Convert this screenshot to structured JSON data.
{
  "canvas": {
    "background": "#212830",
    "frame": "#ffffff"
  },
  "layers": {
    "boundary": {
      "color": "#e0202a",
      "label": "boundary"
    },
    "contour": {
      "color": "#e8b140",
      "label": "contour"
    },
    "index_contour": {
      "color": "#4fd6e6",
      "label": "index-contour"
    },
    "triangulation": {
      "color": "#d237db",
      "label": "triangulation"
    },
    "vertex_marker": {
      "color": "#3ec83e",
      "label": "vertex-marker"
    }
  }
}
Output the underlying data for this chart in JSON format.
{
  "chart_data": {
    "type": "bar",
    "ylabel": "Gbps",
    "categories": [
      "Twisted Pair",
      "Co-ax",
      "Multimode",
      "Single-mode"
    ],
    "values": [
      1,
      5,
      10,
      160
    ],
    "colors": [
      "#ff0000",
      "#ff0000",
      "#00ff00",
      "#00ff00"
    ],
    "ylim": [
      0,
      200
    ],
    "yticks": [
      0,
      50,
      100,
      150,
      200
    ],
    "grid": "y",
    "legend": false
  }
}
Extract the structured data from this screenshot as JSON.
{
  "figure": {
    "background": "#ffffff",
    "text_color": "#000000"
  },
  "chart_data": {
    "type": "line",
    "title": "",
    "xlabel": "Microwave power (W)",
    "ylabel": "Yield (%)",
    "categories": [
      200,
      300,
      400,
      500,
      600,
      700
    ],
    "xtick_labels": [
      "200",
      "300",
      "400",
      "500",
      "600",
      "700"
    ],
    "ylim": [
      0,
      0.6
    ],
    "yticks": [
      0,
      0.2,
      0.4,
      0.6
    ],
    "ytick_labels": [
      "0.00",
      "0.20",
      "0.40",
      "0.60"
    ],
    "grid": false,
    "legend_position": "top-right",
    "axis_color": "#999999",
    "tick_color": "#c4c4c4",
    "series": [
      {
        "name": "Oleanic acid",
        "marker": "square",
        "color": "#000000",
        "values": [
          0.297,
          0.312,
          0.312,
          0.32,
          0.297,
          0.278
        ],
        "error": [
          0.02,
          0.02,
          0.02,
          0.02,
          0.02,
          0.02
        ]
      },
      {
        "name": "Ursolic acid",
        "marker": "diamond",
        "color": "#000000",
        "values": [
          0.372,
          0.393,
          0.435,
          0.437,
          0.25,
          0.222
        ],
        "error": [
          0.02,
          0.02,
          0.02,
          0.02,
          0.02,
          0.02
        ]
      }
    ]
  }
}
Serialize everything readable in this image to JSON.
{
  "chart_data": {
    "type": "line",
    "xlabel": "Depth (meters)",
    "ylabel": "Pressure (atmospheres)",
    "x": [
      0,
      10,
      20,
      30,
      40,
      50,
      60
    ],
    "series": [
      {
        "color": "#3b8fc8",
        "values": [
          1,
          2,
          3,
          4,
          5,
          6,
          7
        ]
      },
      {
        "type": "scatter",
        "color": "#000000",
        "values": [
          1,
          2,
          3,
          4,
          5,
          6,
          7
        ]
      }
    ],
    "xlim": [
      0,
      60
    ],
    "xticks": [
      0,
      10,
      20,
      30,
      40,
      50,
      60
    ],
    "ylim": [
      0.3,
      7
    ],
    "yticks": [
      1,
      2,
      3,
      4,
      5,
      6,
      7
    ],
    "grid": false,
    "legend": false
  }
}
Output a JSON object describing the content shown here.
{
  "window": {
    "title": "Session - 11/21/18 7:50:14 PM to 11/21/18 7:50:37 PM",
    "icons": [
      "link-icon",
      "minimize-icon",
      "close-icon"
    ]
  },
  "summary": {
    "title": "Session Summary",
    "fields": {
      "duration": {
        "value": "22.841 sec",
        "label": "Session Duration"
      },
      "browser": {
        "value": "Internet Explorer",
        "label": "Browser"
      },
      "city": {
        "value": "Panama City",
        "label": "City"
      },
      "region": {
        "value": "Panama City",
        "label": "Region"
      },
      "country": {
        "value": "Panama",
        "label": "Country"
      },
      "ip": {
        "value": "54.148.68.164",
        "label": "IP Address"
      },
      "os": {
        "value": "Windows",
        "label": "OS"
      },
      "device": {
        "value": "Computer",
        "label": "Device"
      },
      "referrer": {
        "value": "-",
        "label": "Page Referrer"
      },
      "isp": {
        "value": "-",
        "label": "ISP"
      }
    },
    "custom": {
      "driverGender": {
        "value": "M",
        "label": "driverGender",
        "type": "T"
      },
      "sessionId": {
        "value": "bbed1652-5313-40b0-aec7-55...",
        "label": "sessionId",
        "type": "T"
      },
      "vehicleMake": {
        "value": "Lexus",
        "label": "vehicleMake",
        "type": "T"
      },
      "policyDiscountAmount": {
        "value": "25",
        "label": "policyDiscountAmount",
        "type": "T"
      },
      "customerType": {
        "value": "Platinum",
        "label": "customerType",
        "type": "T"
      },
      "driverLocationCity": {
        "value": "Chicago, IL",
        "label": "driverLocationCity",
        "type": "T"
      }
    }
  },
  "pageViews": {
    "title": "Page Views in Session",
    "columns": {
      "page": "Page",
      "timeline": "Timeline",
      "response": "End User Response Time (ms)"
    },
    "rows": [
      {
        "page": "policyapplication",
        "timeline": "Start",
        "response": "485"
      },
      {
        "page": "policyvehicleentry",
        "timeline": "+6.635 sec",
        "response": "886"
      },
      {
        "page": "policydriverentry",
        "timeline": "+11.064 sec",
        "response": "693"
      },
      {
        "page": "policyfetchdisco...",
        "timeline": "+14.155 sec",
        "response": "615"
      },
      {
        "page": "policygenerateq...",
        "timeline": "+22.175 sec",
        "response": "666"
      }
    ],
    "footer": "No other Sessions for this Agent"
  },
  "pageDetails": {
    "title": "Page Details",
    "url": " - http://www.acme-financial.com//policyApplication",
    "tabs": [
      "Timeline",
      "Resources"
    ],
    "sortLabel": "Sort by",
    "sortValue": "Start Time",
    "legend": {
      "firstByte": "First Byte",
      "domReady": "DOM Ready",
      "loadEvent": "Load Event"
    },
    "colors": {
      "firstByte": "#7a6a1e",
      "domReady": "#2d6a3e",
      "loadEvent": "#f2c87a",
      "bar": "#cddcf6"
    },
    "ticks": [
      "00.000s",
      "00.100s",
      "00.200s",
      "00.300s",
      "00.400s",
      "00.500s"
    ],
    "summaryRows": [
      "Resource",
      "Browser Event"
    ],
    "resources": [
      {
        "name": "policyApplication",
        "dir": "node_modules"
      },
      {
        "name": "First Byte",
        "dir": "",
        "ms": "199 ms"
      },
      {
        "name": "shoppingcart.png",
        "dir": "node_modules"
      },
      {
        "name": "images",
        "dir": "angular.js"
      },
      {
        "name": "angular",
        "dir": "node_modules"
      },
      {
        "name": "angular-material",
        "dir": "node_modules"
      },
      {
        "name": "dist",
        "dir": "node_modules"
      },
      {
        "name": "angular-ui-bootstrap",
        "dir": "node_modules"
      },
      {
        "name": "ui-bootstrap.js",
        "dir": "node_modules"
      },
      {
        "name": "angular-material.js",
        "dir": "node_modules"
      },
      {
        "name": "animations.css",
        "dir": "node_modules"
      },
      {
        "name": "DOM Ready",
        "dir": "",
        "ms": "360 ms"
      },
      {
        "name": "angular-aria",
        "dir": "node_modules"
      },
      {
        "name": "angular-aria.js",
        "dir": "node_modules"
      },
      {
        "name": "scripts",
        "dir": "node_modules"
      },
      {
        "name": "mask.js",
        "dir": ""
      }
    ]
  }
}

---

## Goal
Above are some records; extract every one of them exactly.

## Exercise output
Convert this screenshot to structured JSON data.
{
  "canvas": {
    "background": "#212830",
    "frame": "#ffffff"
  },
  "layers": {
    "boundary": {
      "color": "#e0202a",
      "label": "boundary"
    },
    "contour": {
      "color": "#e8b140",
      "label": "contour"
    },
    "index_contour": {
      "color": "#4fd6e6",
      "label": "index-contour"
    },
    "triangulation": {
      "color": "#d237db",
      "label": "triangulation"
    },
    "vertex_marker": {
      "color": "#3ec83e",
      "label": "vertex-marker"
    }
  }
}
Output the underlying data for this chart in JSON format.
{
  "chart_data": {
    "type": "bar",
    "ylabel": "Gbps",
    "categories": [
      "Twisted Pair",
      "Co-ax",
      "Multimode",
      "Single-mode"
    ],
    "values": [
      1,
      5,
      10,
      160
    ],
    "colors": [
      "#ff0000",
      "#ff0000",
      "#00ff00",
      "#00ff00"
    ],
    "ylim": [
      0,
      200
    ],
    "yticks": [
      0,
      50,
      100,
      150,
      200
    ],
    "grid": "y",
    "legend": false
  }
}
Extract the structured data from this screenshot as JSON.
{
  "figure": {
    "background": "#ffffff",
    "text_color": "#000000"
  },
  "chart_data": {
    "type": "line",
    "title": "",
    "xlabel": "Microwave power (W)",
    "ylabel": "Yield (%)",
    "categories": [
      200,
      300,
      400,
      500,
      600,
      700
    ],
    "xtick_labels": [
      "200",
      "300",
      "400",
      "500",
      "600",
      "700"
    ],
    "ylim": [
      0,
      0.6
    ],
    "yticks": [
      0,
      0.2,
      0.4,
      0.6
    ],
    "ytick_labels": [
      "0.00",
      "0.20",
      "0.40",
      "0.60"
    ],
    "grid": false,
    "legend_position": "top-right",
    "axis_color": "#999999",
    "tick_color": "#c4c4c4",
    "series": [
      {
        "name": "Oleanic acid",
        "marker": "square",
        "color": "#000000",
        "values": [
          0.297,
          0.312,
          0.312,
          0.32,
          0.297,
          0.278
        ],
        "error": [
          0.02,
          0.02,
          0.02,
          0.02,
          0.02,
          0.02
        ]
      },
      {
        "name": "Ursolic acid",
        "marker": "diamond",
        "color": "#000000",
        "values": [
          0.372,
          0.393,
          0.435,
          0.437,
          0.25,
          0.222
        ],
        "error": [
          0.02,
          0.02,
          0.02,
          0.02,
          0.02,
          0.02
        ]
      }
    ]
  }
}
Serialize everything readable in this image to JSON.
{
  "chart_data": {
    "type": "line",
    "xlabel": "Depth (meters)",
    "ylabel": "Pressure (atmospheres)",
    "x": [
      0,
      10,
      20,
      30,
      40,
      50,
      60
    ],
    "series": [
      {
        "color": "#3b8fc8",
        "values": [
          1,
          2,
          3,
          4,
          5,
          6,
          7
        ]
      },
      {
        "type": "scatter",
        "color": "#000000",
        "values": [
          1,
          2,
          3,
          4,
          5,
          6,
          7
        ]
      }
    ],
    "xlim": [
      0,
      60
    ],
    "xticks": [
      0,
      10,
      20,
      30,
      40,
      50,
      60
    ],
    "ylim": [
      0.3,
      7
    ],
    "yticks": [
      1,
      2,
      3,
      4,
      5,
      6,
      7
    ],
    "grid": false,
    "legend": false
  }
}
Output a JSON object describing the content shown here.
{
  "window": {
    "title": "Session - 11/21/18 7:50:14 PM to 11/21/18 7:50:37 PM",
    "icons": [
      "link-icon",
      "minimize-icon",
      "close-icon"
    ]
  },
  "summary": {
    "title": "Session Summary",
    "fields": {
      "duration": {
        "value": "22.841 sec",
        "label": "Session Duration"
      },
      "browser": {
        "value": "Internet Explorer",
        "label": "Browser"
      },
      "city": {
        "value": "Panama City",
        "label": "City"
      },
      "region": {
        "value": "Panama City",
        "label": "Region"
      },
      "country": {
        "value": "Panama",
        "label": "Country"
      },
      "ip": {
        "value": "54.148.68.164",
        "label": "IP Address"
      },
      "os": {
        "value": "Windows",
        "label": "OS"
      },
      "device": {
        "value": "Computer",
        "label": "Device"
      },
      "referrer": {
        "value": "-",
        "label": "Page Referrer"
      },
      "isp": {
        "value": "-",
        "label": "ISP"
      }
    },
    "custom": {
      "driverGender": {
        "value": "M",
        "label": "driverGender",
        "type": "T"
      },
      "sessionId": {
        "value": "bbed1652-5313-40b0-aec7-55...",
        "label": "sessionId",
        "type": "T"
      },
      "vehicleMake": {
        "value": "Lexus",
        "label": "vehicleMake",
        "type": "T"
      },
      "policyDiscountAmount": {
        "value": "25",
        "label": "policyDiscountAmount",
        "type": "T"
      },
      "customerType": {
        "value": "Platinum",
        "label": "customerType",
        "type": "T"
      },
      "driverLocationCity": {
        "value": "Chicago, IL",
        "label": "driverLocationCity",
        "type": "T"
      }
    }
  },
  "pageViews": {
    "title": "Page Views in Session",
    "columns": {
      "page": "Page",
      "timeline": "Timeline",
      "response": "End User Response Time (ms)"
    },
    "rows": [
      {
        "page": "policyapplication",
        "timeline": "Start",
        "response": "485"
      },
      {
        "page": "policyvehicleentry",
        "timeline": "+6.635 sec",
        "response": "886"
      },
      {
        "page": "policydriverentry",
        "timeline": "+11.064 sec",
        "response": "693"
      },
      {
        "page": "policyfetchdisco...",
        "timeline": "+14.155 sec",
        "response": "615"
      },
      {
        "page": "policygenerateq...",
        "timeline": "+22.175 sec",
        "response": "666"
      }
    ],
    "footer": "No other Sessions for this Agent"
  },
  "pageDetails": {
    "title": "Page Details",
    "url": " - http://www.acme-financial.com//policyApplication",
    "tabs": [
      "Timeline",
      "Resources"
    ],
    "sortLabel": "Sort by",
    "sortValue": "Start Time",
    "legend": {
      "firstByte": "First Byte",
      "domReady": "DOM Ready",
      "loadEvent": "Load Event"
    },
    "colors": {
      "firstByte": "#7a6a1e",
      "domReady": "#2d6a3e",
      "loadEvent": "#f2c87a",
      "bar": "#cddcf6"
    },
    "ticks": [
      "00.000s",
      "00.100s",
      "00.200s",
      "00.300s",
      "00.400s",
      "00.500s"
    ],
    "summaryRows": [
      "Resource",
      "Browser Event"
    ],
    "resources": [
      {
        "name": "policyApplication",
        "dir": "node_modules"
      },
      {
        "name": "First Byte",
        "dir": "",
        "ms": "199 ms"
      },
      {
        "name": "shoppingcart.png",
        "dir": "node_modules"
      },
      {
        "name": "images",
        "dir": "angular.js"
      },
      {
        "name": "angular",
        "dir": "node_modules"
      },
      {
        "name": "angular-material",
        "dir": "node_modules"
      },
      {
        "name": "dist",
        "dir": "node_modules"
      },
      {
        "name": "angular-ui-bootstrap",
        "dir": "node_modules"
      },
      {
        "name": "ui-bootstrap.js",
        "dir": "node_modules"
      },
      {
        "name": "angular-material.js",
        "dir": "node_modules"
      },
      {
        "name": "animations.css",
        "dir": "node_modules"
      },
      {
        "name": "DOM Ready",
        "dir": "",
        "ms": "360 ms"
      },
      {
        "name": "angular-aria",
        "dir": "node_modules"
      },
      {
        "name": "angular-aria.js",
        "dir": "node_modules"
      },
      {
        "name": "scripts",
        "dir": "node_modules"
      },
      {
        "name": "mask.js",
        "dir": ""
      }
    ]
  }
}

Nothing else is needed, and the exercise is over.